▸ **WHAT TO WORK ON**: Repeat the material exactly as it appears.

==========

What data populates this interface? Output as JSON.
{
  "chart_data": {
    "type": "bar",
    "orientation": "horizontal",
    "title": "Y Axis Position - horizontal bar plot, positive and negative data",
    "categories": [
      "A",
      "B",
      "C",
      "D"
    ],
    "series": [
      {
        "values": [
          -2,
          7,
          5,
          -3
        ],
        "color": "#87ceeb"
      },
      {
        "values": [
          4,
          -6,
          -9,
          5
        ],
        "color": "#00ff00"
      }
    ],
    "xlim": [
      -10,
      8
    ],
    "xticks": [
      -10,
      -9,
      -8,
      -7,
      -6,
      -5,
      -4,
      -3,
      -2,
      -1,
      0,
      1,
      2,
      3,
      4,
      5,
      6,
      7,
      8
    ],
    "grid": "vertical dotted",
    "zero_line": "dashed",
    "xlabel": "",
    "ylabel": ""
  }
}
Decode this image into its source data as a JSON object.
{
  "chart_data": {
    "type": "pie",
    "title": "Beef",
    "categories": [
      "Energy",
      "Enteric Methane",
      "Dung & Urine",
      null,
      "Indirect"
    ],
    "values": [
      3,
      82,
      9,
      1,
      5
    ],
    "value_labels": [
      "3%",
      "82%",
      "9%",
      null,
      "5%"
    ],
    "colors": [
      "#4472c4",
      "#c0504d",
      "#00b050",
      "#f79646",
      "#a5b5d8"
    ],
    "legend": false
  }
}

==========

▸ **SOLUTION**:
What data populates this interface? Output as JSON.
{
  "chart_data": {
    "type": "bar",
    "orientation": "horizontal",
    "title": "Y Axis Position - horizontal bar plot, positive and negative data",
    "categories": [
      "A",
      "B",
      "C",
      "D"
    ],
    "series": [
      {
        "values": [
          -2,
          7,
          5,
          -3
        ],
        "color": "#87ceeb"
      },
      {
        "values": [
          4,
          -6,
          -9,
          5
        ],
        "color": "#00ff00"
      }
    ],
    "xlim": [
      -10,
      8
    ],
    "xticks": [
      -10,
      -9,
      -8,
      -7,
      -6,
      -5,
      -4,
      -3,
      -2,
      -1,
      0,
      1,
      2,
      3,
      4,
      5,
      6,
      7,
      8
    ],
    "grid": "vertical dotted",
    "zero_line": "dashed",
    "xlabel": "",
    "ylabel": ""
  }
}
Decode this image into its source data as a JSON object.
{
  "chart_data": {
    "type": "pie",
    "title": "Beef",
    "categories": [
      "Energy",
      "Enteric Methane",
      "Dung & Urine",
      null,
      "Indirect"
    ],
    "values": [
      3,
      82,
      9,
      1,
      5
    ],
    "value_labels": [
      "3%",
      "82%",
      "9%",
      null,
      "5%"
    ],
    "colors": [
      "#4472c4",
      "#c0504d",
      "#00b050",
      "#f79646",
      "#a5b5d8"
    ],
    "legend": false
  }
}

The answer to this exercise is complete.